* INSTRUCTION *
Pictures stay out of your copy, but everything else in the records below must be repeated exactly.

* RECORDS *
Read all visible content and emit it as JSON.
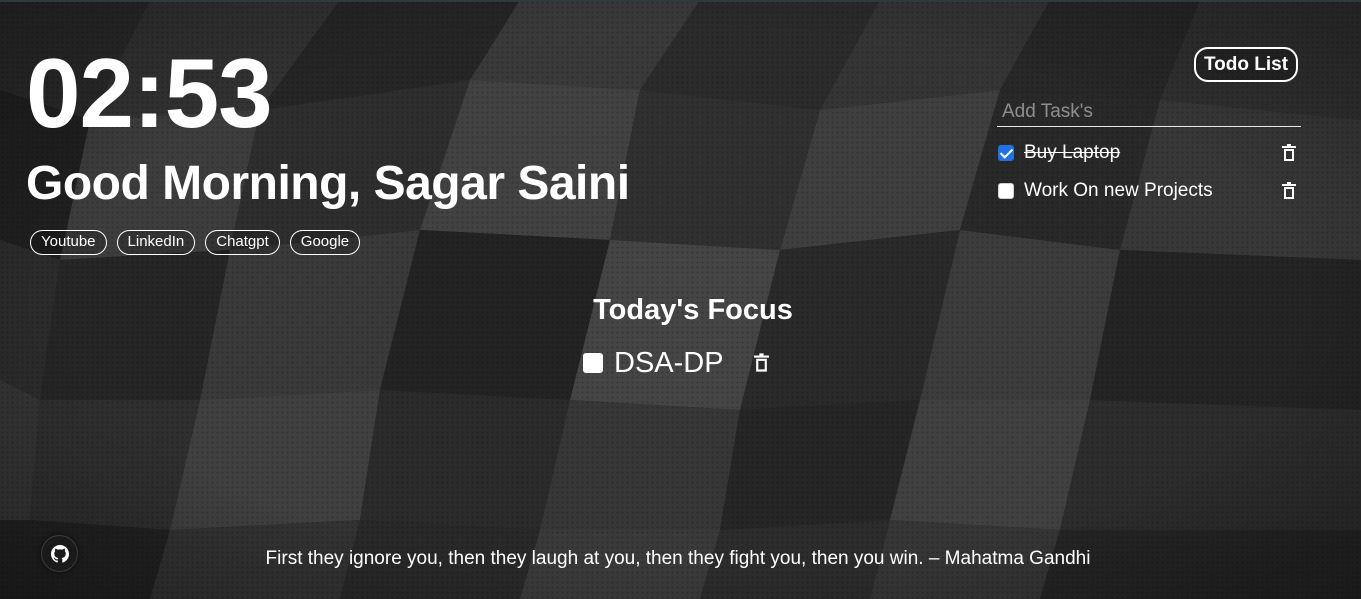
{
  "clock": {
    "time": "02:53"
  },
  "greeting": {
    "text": "Good Morning, Sagar Saini"
  },
  "links": [
    {
      "label": "Youtube"
    },
    {
      "label": "LinkedIn"
    },
    {
      "label": "Chatgpt"
    },
    {
      "label": "Google"
    }
  ],
  "todo": {
    "button_label": "Todo List",
    "input_placeholder": "Add Task's",
    "input_value": "",
    "tasks": [
      {
        "text": "Buy Laptop",
        "done": true
      },
      {
        "text": "Work On new Projects",
        "done": false
      }
    ]
  },
  "focus": {
    "title": "Today's Focus",
    "task": "DSA-DP",
    "done": false
  },
  "quote": {
    "text": "First they ignore you, then they laugh at you, then they fight you, then you win. – Mahatma Gandhi"
  },
  "icons": {
    "trash": "trash-icon",
    "github": "github-icon"
  },
  "colors": {
    "checkbox_checked": "#1f73e6",
    "background": "#1e1e1e",
    "text": "#ffffff"
  }
}
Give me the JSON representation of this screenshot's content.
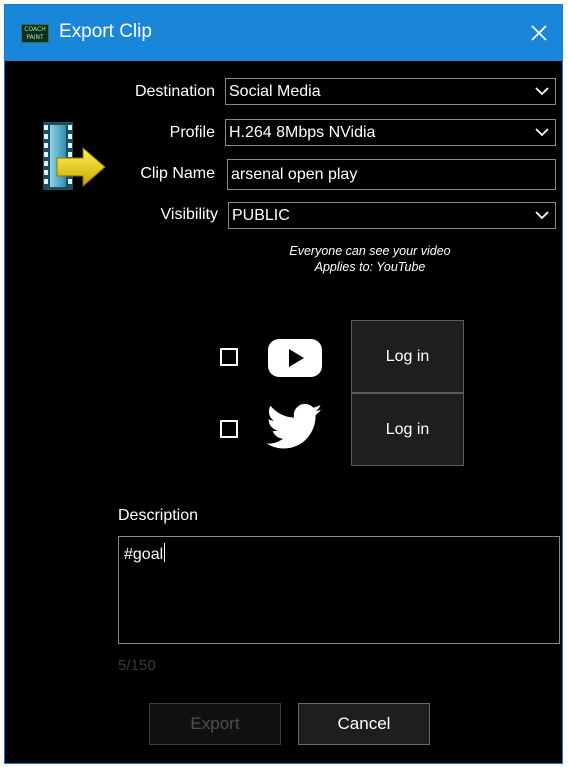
{
  "window": {
    "title": "Export Clip",
    "logo_line1": "COACH",
    "logo_line2": "PAINT"
  },
  "form": {
    "destination": {
      "label": "Destination",
      "value": "Social Media"
    },
    "profile": {
      "label": "Profile",
      "value": "H.264 8Mbps NVidia"
    },
    "clip_name": {
      "label": "Clip Name",
      "value": "arsenal open play"
    },
    "visibility": {
      "label": "Visibility",
      "value": "PUBLIC"
    },
    "visibility_hint_line1": "Everyone can see your video",
    "visibility_hint_line2": "Applies to: YouTube"
  },
  "social": {
    "youtube": {
      "checked": false,
      "login_label": "Log in"
    },
    "twitter": {
      "checked": false,
      "login_label": "Log in"
    }
  },
  "description": {
    "label": "Description",
    "value": "#goal",
    "counter": "5/150"
  },
  "buttons": {
    "export": "Export",
    "cancel": "Cancel"
  },
  "colors": {
    "titlebar": "#1986d9",
    "background": "#000000",
    "arrow": "#e8d800"
  }
}
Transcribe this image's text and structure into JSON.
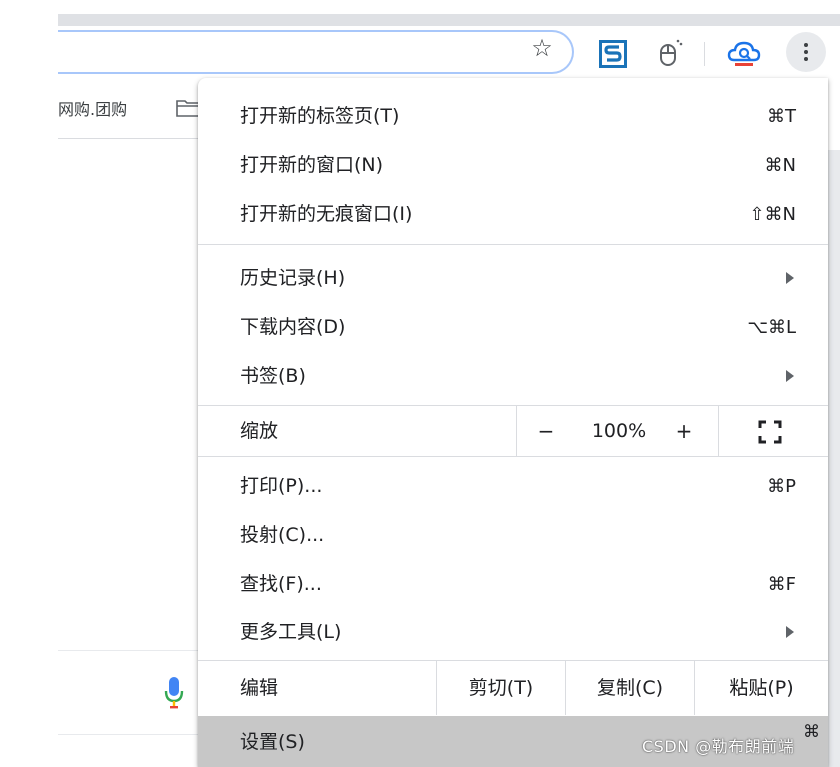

* EXERCISE OUTPUT *
Read all visible content and emit it as JSON.
{
  "clock": {
    "time": "02:53"
  },
  "greeting": {
    "text": "Good Morning, Sagar Saini"
  },
  "links": [
    {
      "label": "Youtube"
    },
    {
      "label": "LinkedIn"
    },
    {
      "label": "Chatgpt"
    },
    {
      "label": "Google"
    }
  ],
  "todo": {
    "button_label": "Todo List",
    "input_placeholder": "Add Task's",
    "input_value": "",
    "tasks": [
      {
        "text": "Buy Laptop",
        "done": true
      },
      {
        "text": "Work On new Projects",
        "done": false
      }
    ]
  },
  "focus": {
    "title": "Today's Focus",
    "task": "DSA-DP",
    "done": false
  },
  "quote": {
    "text": "First they ignore you, then they laugh at you, then they fight you, then you win. – Mahatma Gandhi"
  },
  "icons": {
    "trash": "trash-icon",
    "github": "github-icon"
  },
  "colors": {
    "checkbox_checked": "#1f73e6",
    "background": "#1e1e1e",
    "text": "#ffffff"
  }
}
Give me the JSON representation of this screenshot's content.
{
  "window": {
    "title": "Export Clip",
    "logo_line1": "COACH",
    "logo_line2": "PAINT"
  },
  "form": {
    "destination": {
      "label": "Destination",
      "value": "Social Media"
    },
    "profile": {
      "label": "Profile",
      "value": "H.264 8Mbps NVidia"
    },
    "clip_name": {
      "label": "Clip Name",
      "value": "arsenal open play"
    },
    "visibility": {
      "label": "Visibility",
      "value": "PUBLIC"
    },
    "visibility_hint_line1": "Everyone can see your video",
    "visibility_hint_line2": "Applies to: YouTube"
  },
  "social": {
    "youtube": {
      "checked": false,
      "login_label": "Log in"
    },
    "twitter": {
      "checked": false,
      "login_label": "Log in"
    }
  },
  "description": {
    "label": "Description",
    "value": "#goal",
    "counter": "5/150"
  },
  "buttons": {
    "export": "Export",
    "cancel": "Cancel"
  },
  "colors": {
    "titlebar": "#1986d9",
    "background": "#000000",
    "arrow": "#e8d800"
  }
}
Transcribe this image's text and structure into JSON.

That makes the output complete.